[THE EXERCISE] Of all the lines in the material, how many contain the word "мероприятия"? State the number alone.

## START

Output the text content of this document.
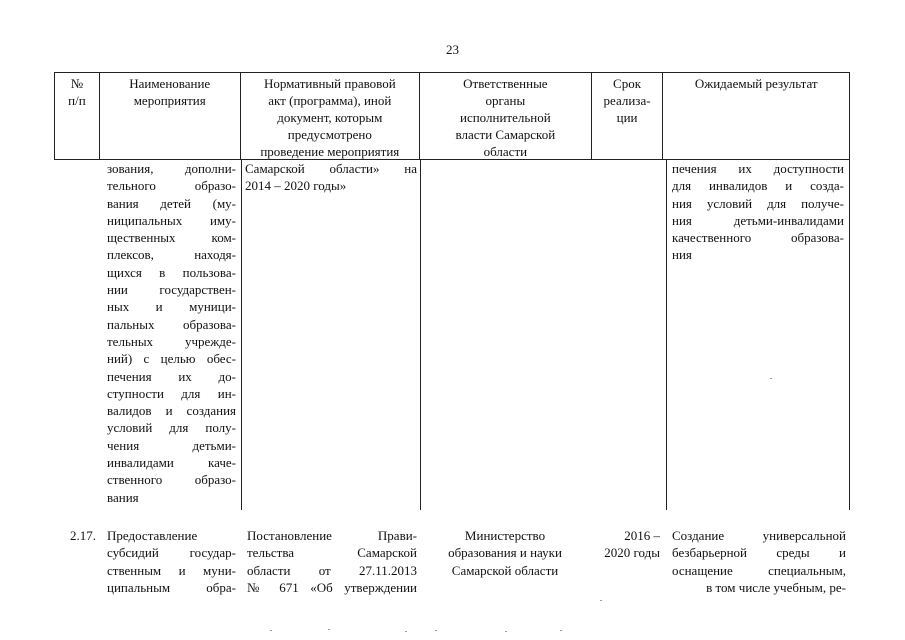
23
№
п/п
Наименование
мероприятия
Нормативный правовой
акт (программа), иной
документ, которым
предусмотрено
проведение мероприятия
Ответственные
органы
исполнительной
власти Самарской
области
Срок
реализа-
ции
Ожидаемый результат
зования, дополни-
тельного образо-
вания детей (му-
ниципальных иму-
щественных ком-
плексов, находя-
щихся в пользова-
нии государствен-
ных и муници-
пальных образова-
тельных учрежде-
ний) с целью обес-
печения их до-
ступности для ин-
валидов и создания
условий для полу-
чения детьми-
инвалидами каче-
ственного образо-
вания
Самарской области» на
2014 – 2020 годы»
печения их доступности
для инвалидов и созда-
ния условий для получе-
ния детьми-инвалидами
качественного образова-
ния
2.17. Предоставление
субсидий государ-
ственным и муни-
ципальным обра-
Постановление Прави-
тельства Самарской
области от 27.11.2013
№ 671 «Об утверждении
Министерство
образования и науки
Самарской области
2016 –
2020 годы
Создание универсальной
безбарьерной среды и
оснащение специальным,
в том числе учебным, ре-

## END

[OUTPUT OF THE TASK] 2